TASK STATEMENT:
Please output the records below in full, exactly as given, but without the images.

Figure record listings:
(begin)

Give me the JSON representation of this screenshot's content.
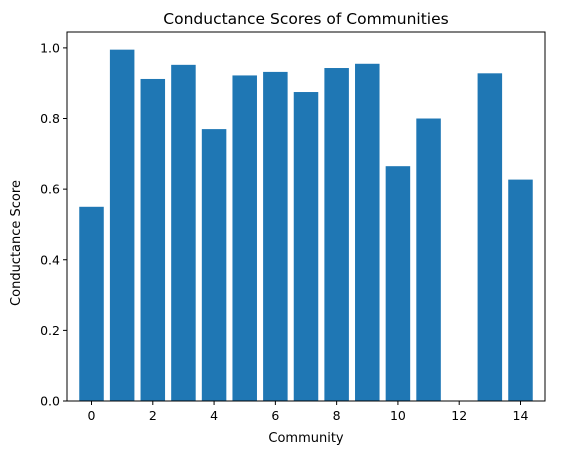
{
  "chart_data": {
    "type": "bar",
    "title": "Conductance Scores of Communities",
    "xlabel": "Community",
    "ylabel": "Conductance Score",
    "x": [
      0,
      1,
      2,
      3,
      4,
      5,
      6,
      7,
      8,
      9,
      10,
      11,
      12,
      13,
      14
    ],
    "values": [
      0.55,
      0.995,
      0.912,
      0.952,
      0.77,
      0.922,
      0.932,
      0.875,
      0.943,
      0.955,
      0.665,
      0.8,
      0.0,
      0.928,
      0.627
    ],
    "xticks": [
      0,
      2,
      4,
      6,
      8,
      10,
      12,
      14
    ],
    "yticks": [
      0.0,
      0.2,
      0.4,
      0.6,
      0.8,
      1.0
    ],
    "ytick_labels": [
      "0.0",
      "0.2",
      "0.4",
      "0.6",
      "0.8",
      "1.0"
    ],
    "xlim": [
      -0.8,
      14.8
    ],
    "ylim": [
      0,
      1.045
    ],
    "bar_color": "#1f77b4",
    "grid": false,
    "legend": "none"
  }
}
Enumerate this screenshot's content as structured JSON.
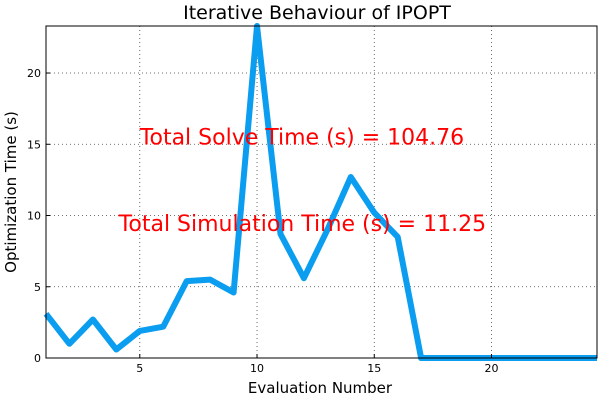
{
  "chart_data": {
    "type": "line",
    "title": "Iterative Behaviour of IPOPT",
    "xlabel": "Evaluation Number",
    "ylabel": "Optimization Time (s)",
    "xlim": [
      1,
      24.5
    ],
    "ylim": [
      0,
      23.3
    ],
    "xticks": [
      5,
      10,
      15,
      20
    ],
    "yticks": [
      0,
      5,
      10,
      15,
      20
    ],
    "grid": true,
    "series": [
      {
        "color": "#0b9df0",
        "x": [
          1,
          2,
          3,
          4,
          5,
          6,
          7,
          8,
          9,
          10,
          11,
          12,
          13,
          14,
          15,
          16,
          17,
          18,
          19,
          20,
          21,
          22,
          23,
          24,
          24.5
        ],
        "y": [
          3.1,
          1.0,
          2.7,
          0.6,
          1.9,
          2.2,
          5.4,
          5.5,
          4.6,
          23.3,
          8.7,
          5.6,
          9.0,
          12.7,
          10.2,
          8.5,
          0.0,
          0.0,
          0.0,
          0.0,
          0.0,
          0.0,
          0.0,
          0.0,
          0.0
        ]
      }
    ],
    "annotations": [
      {
        "text": "Total Solve Time (s) = 104.76",
        "x": 5.0,
        "y": 15.0,
        "color": "#ff0000"
      },
      {
        "text": "Total Simulation Time (s) = 11.25",
        "x": 4.1,
        "y": 8.9,
        "color": "#ff0000"
      }
    ]
  }
}
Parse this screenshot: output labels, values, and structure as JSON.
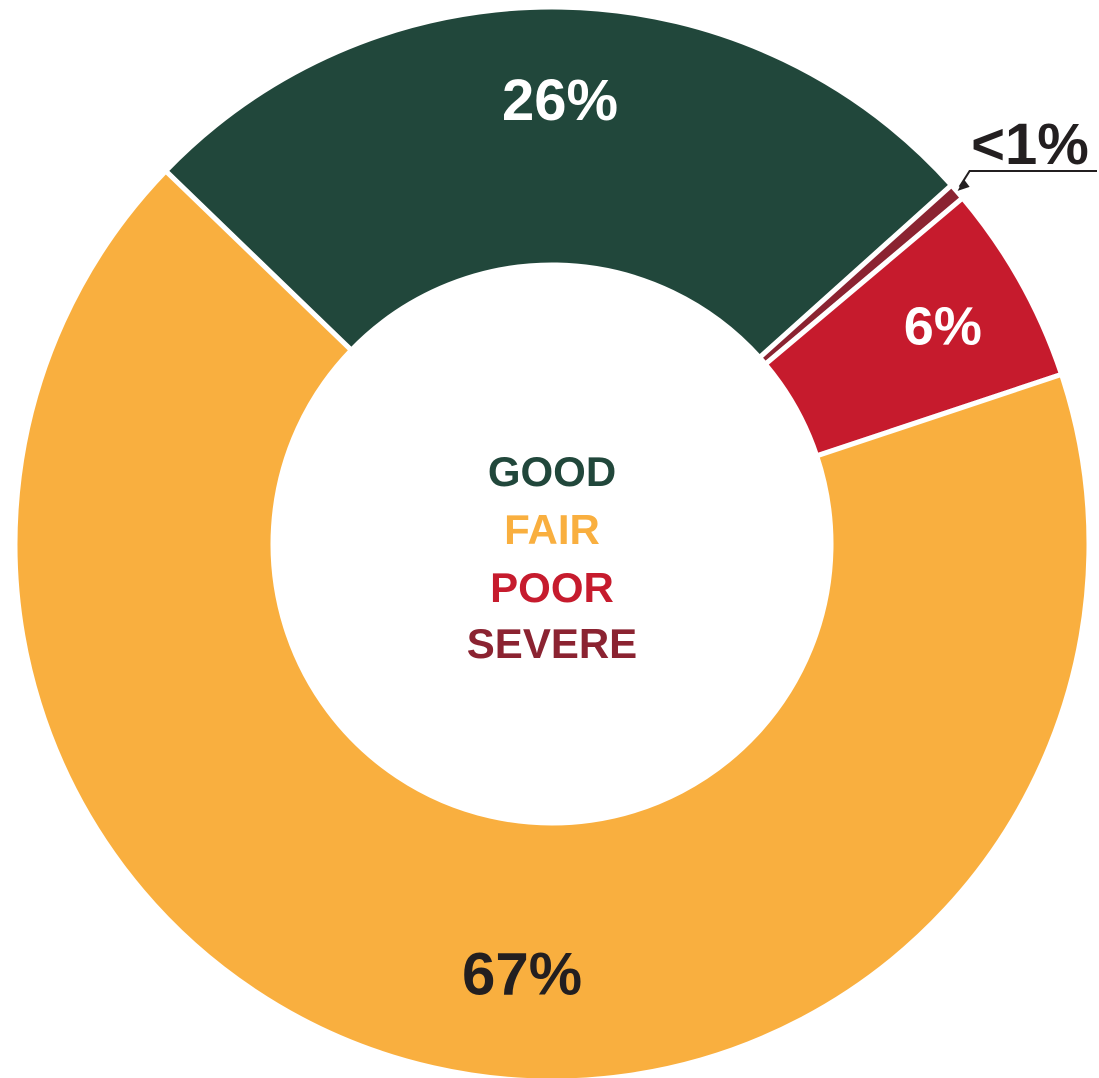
{
  "chart_data": {
    "type": "pie",
    "style": "donut",
    "categories": [
      "GOOD",
      "SEVERE",
      "POOR",
      "FAIR"
    ],
    "values": [
      26,
      0.5,
      6,
      67
    ],
    "value_labels": [
      "26%",
      "<1%",
      "6%",
      "67%"
    ],
    "colors": [
      "#21473b",
      "#8b2331",
      "#c61b2d",
      "#f9af3f"
    ],
    "legend_placement": "center",
    "legend": [
      {
        "label": "GOOD",
        "color": "#21473b"
      },
      {
        "label": "FAIR",
        "color": "#f9af3f"
      },
      {
        "label": "POOR",
        "color": "#c61b2d"
      },
      {
        "label": "SEVERE",
        "color": "#8b2331"
      }
    ]
  }
}
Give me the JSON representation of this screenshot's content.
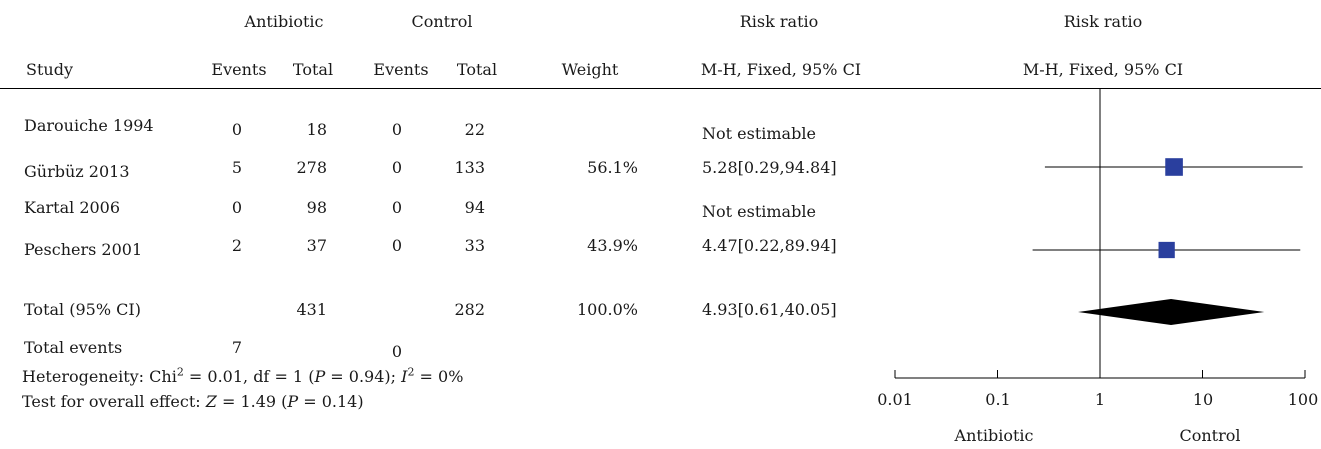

(end)

EXERCISE ANSWER:
Give me the JSON representation of this screenshot's content.
{
  "chart_data": {
    "type": "bar",
    "title": "Conductance Scores of Communities",
    "xlabel": "Community",
    "ylabel": "Conductance Score",
    "x": [
      0,
      1,
      2,
      3,
      4,
      5,
      6,
      7,
      8,
      9,
      10,
      11,
      12,
      13,
      14
    ],
    "values": [
      0.55,
      0.995,
      0.912,
      0.952,
      0.77,
      0.922,
      0.932,
      0.875,
      0.943,
      0.955,
      0.665,
      0.8,
      0.0,
      0.928,
      0.627
    ],
    "xticks": [
      0,
      2,
      4,
      6,
      8,
      10,
      12,
      14
    ],
    "yticks": [
      0.0,
      0.2,
      0.4,
      0.6,
      0.8,
      1.0
    ],
    "ytick_labels": [
      "0.0",
      "0.2",
      "0.4",
      "0.6",
      "0.8",
      "1.0"
    ],
    "xlim": [
      -0.8,
      14.8
    ],
    "ylim": [
      0,
      1.045
    ],
    "bar_color": "#1f77b4",
    "grid": false,
    "legend": "none"
  }
}
Enumerate this screenshot's content as structured JSON.
{
  "chart_data": {
    "type": "line",
    "title": "Iterative Behaviour of IPOPT",
    "xlabel": "Evaluation Number",
    "ylabel": "Optimization Time (s)",
    "xlim": [
      1,
      24.5
    ],
    "ylim": [
      0,
      23.3
    ],
    "xticks": [
      5,
      10,
      15,
      20
    ],
    "yticks": [
      0,
      5,
      10,
      15,
      20
    ],
    "grid": true,
    "series": [
      {
        "color": "#0b9df0",
        "x": [
          1,
          2,
          3,
          4,
          5,
          6,
          7,
          8,
          9,
          10,
          11,
          12,
          13,
          14,
          15,
          16,
          17,
          18,
          19,
          20,
          21,
          22,
          23,
          24,
          24.5
        ],
        "y": [
          3.1,
          1.0,
          2.7,
          0.6,
          1.9,
          2.2,
          5.4,
          5.5,
          4.6,
          23.3,
          8.7,
          5.6,
          9.0,
          12.7,
          10.2,
          8.5,
          0.0,
          0.0,
          0.0,
          0.0,
          0.0,
          0.0,
          0.0,
          0.0,
          0.0
        ]
      }
    ],
    "annotations": [
      {
        "text": "Total Solve Time (s) = 104.76",
        "x": 5.0,
        "y": 15.0,
        "color": "#ff0000"
      },
      {
        "text": "Total Simulation Time (s) = 11.25",
        "x": 4.1,
        "y": 8.9,
        "color": "#ff0000"
      }
    ]
  }
}
Parse this screenshot: output labels, values, and structure as JSON.
{
  "chart_data": {
    "type": "pie",
    "style": "donut",
    "categories": [
      "GOOD",
      "SEVERE",
      "POOR",
      "FAIR"
    ],
    "values": [
      26,
      0.5,
      6,
      67
    ],
    "value_labels": [
      "26%",
      "<1%",
      "6%",
      "67%"
    ],
    "colors": [
      "#21473b",
      "#8b2331",
      "#c61b2d",
      "#f9af3f"
    ],
    "legend_placement": "center",
    "legend": [
      {
        "label": "GOOD",
        "color": "#21473b"
      },
      {
        "label": "FAIR",
        "color": "#f9af3f"
      },
      {
        "label": "POOR",
        "color": "#c61b2d"
      },
      {
        "label": "SEVERE",
        "color": "#8b2331"
      }
    ]
  }
}
Give me the JSON representation of this screenshot's content.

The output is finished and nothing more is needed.